* _GIVEN PROBLEM_: Only lines with the string "values" matter here; gather them from the material below.

Figure record listings:
|---|

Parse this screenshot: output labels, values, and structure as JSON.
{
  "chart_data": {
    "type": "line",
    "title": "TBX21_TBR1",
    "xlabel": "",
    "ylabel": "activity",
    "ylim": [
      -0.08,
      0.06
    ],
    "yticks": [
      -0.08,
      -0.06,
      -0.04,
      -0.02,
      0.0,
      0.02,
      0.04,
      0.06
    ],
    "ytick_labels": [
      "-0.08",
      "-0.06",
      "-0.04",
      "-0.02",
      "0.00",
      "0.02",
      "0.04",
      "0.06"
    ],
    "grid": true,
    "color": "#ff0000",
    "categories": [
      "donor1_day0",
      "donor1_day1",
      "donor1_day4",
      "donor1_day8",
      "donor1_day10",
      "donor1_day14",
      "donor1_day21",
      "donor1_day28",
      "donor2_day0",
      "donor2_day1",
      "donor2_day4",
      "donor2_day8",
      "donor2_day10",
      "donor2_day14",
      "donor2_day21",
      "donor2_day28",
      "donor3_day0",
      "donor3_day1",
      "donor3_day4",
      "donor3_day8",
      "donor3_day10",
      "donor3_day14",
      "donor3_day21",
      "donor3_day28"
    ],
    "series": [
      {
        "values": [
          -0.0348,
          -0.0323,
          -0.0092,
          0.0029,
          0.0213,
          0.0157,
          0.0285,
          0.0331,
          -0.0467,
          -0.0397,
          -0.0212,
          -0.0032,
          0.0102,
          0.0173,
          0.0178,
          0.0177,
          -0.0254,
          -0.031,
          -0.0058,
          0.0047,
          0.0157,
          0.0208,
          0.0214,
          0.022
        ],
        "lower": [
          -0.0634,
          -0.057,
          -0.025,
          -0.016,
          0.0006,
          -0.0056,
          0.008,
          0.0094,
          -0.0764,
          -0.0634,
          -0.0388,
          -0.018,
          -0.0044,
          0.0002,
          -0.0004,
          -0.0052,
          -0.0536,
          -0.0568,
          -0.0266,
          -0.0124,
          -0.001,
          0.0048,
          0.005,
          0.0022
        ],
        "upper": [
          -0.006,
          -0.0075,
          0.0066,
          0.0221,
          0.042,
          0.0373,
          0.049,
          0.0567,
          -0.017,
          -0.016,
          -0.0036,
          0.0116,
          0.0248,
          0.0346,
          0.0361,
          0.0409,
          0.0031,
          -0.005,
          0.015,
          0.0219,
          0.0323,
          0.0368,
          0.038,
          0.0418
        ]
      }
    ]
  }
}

|---|

* _SOLUTION FOR THIS PROBLEM_:
Parse this screenshot: output labels, values, and structure as JSON.
        "values": [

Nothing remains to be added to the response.